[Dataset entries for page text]
▼▼▼

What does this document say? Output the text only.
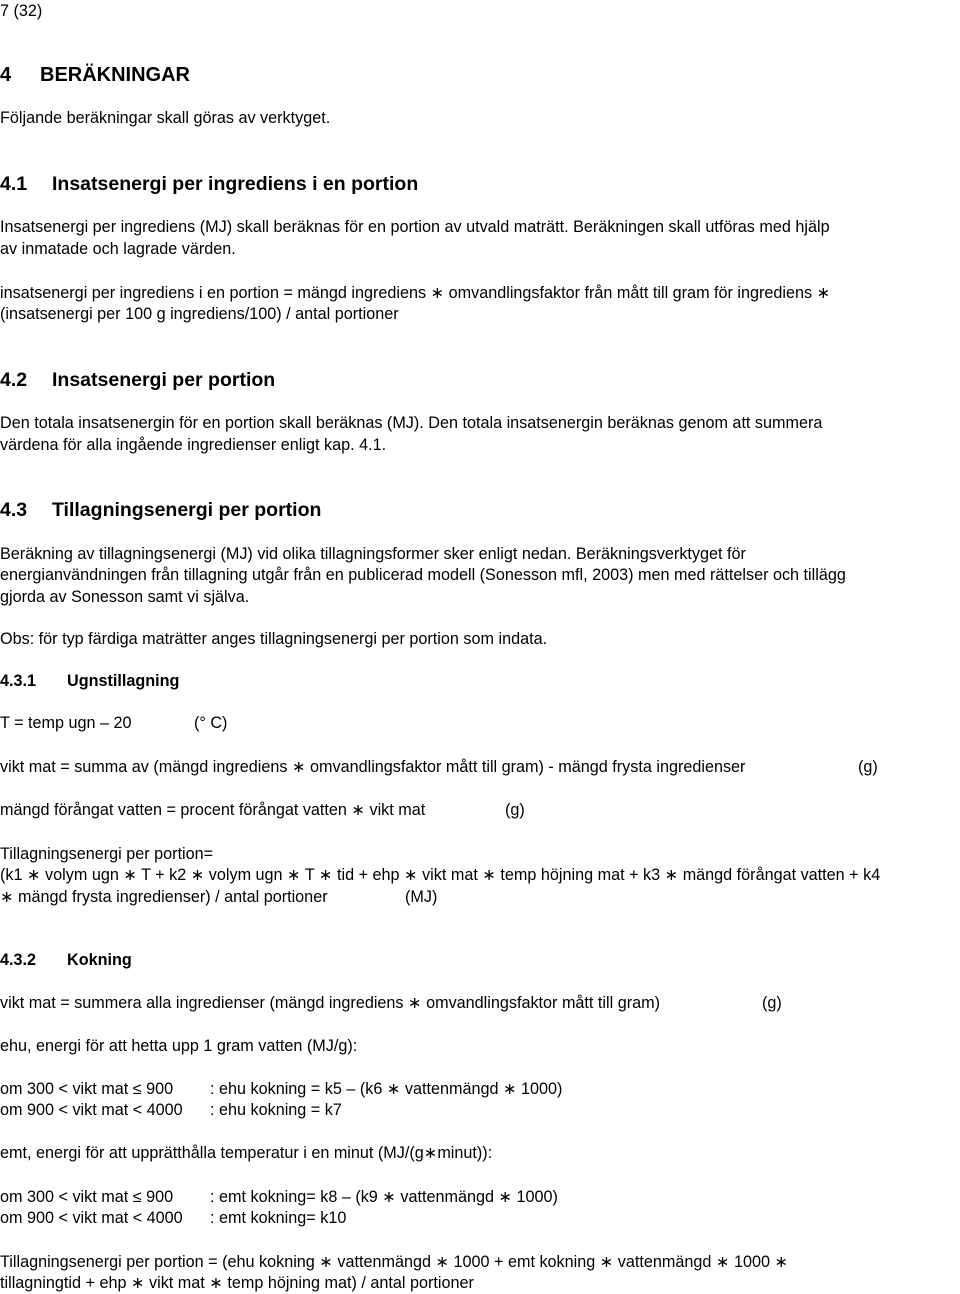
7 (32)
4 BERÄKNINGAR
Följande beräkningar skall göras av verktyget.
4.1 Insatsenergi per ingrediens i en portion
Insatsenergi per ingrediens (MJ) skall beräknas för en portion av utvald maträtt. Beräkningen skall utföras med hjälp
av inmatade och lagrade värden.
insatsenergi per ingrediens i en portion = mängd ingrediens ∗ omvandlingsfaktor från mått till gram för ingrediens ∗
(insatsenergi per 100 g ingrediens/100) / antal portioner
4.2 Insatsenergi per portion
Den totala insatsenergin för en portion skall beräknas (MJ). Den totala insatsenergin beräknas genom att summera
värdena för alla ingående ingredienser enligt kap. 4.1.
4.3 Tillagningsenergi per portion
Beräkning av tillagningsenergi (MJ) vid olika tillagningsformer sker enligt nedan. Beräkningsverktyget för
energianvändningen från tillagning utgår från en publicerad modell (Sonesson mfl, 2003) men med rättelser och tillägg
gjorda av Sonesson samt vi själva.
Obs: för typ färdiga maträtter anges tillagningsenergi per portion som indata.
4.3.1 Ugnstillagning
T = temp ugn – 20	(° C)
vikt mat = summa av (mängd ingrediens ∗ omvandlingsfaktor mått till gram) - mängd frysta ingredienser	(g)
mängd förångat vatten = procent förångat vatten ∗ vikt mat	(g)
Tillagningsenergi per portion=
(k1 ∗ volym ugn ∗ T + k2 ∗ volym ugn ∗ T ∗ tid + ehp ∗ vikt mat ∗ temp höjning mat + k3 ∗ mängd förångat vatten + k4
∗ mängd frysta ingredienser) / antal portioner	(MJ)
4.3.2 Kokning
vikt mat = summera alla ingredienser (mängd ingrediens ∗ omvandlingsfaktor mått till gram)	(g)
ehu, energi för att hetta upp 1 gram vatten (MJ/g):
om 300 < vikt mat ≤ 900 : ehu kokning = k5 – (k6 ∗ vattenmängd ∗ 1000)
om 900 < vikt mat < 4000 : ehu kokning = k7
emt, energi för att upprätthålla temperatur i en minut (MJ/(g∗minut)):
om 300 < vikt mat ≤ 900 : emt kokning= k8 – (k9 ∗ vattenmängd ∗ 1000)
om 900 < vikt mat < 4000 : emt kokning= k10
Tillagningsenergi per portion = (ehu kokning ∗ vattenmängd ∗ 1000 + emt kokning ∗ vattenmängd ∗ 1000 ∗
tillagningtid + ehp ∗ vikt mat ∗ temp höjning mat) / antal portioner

▲▲▲

*What is needed*
Print all the entries exactly as they appear, without the pictures.

*Answer to this task*
What does this document say? Output the text only.
7 (32)
4 BERÄKNINGAR
Följande beräkningar skall göras av verktyget.
4.1 Insatsenergi per ingrediens i en portion
Insatsenergi per ingrediens (MJ) skall beräknas för en portion av utvald maträtt. Beräkningen skall utföras med hjälp
av inmatade och lagrade värden.
insatsenergi per ingrediens i en portion = mängd ingrediens ∗ omvandlingsfaktor från mått till gram för ingrediens ∗
(insatsenergi per 100 g ingrediens/100) / antal portioner
4.2 Insatsenergi per portion
Den totala insatsenergin för en portion skall beräknas (MJ). Den totala insatsenergin beräknas genom att summera
värdena för alla ingående ingredienser enligt kap. 4.1.
4.3 Tillagningsenergi per portion
Beräkning av tillagningsenergi (MJ) vid olika tillagningsformer sker enligt nedan. Beräkningsverktyget för
energianvändningen från tillagning utgår från en publicerad modell (Sonesson mfl, 2003) men med rättelser och tillägg
gjorda av Sonesson samt vi själva.
Obs: för typ färdiga maträtter anges tillagningsenergi per portion som indata.
4.3.1 Ugnstillagning
T = temp ugn – 20	(° C)
vikt mat = summa av (mängd ingrediens ∗ omvandlingsfaktor mått till gram) - mängd frysta ingredienser	(g)
mängd förångat vatten = procent förångat vatten ∗ vikt mat	(g)
Tillagningsenergi per portion=
(k1 ∗ volym ugn ∗ T + k2 ∗ volym ugn ∗ T ∗ tid + ehp ∗ vikt mat ∗ temp höjning mat + k3 ∗ mängd förångat vatten + k4
∗ mängd frysta ingredienser) / antal portioner	(MJ)
4.3.2 Kokning
vikt mat = summera alla ingredienser (mängd ingrediens ∗ omvandlingsfaktor mått till gram)	(g)
ehu, energi för att hetta upp 1 gram vatten (MJ/g):
om 300 < vikt mat ≤ 900 : ehu kokning = k5 – (k6 ∗ vattenmängd ∗ 1000)
om 900 < vikt mat < 4000 : ehu kokning = k7
emt, energi för att upprätthålla temperatur i en minut (MJ/(g∗minut)):
om 300 < vikt mat ≤ 900 : emt kokning= k8 – (k9 ∗ vattenmängd ∗ 1000)
om 900 < vikt mat < 4000 : emt kokning= k10
Tillagningsenergi per portion = (ehu kokning ∗ vattenmängd ∗ 1000 + emt kokning ∗ vattenmängd ∗ 1000 ∗
tillagningtid + ehp ∗ vikt mat ∗ temp höjning mat) / antal portioner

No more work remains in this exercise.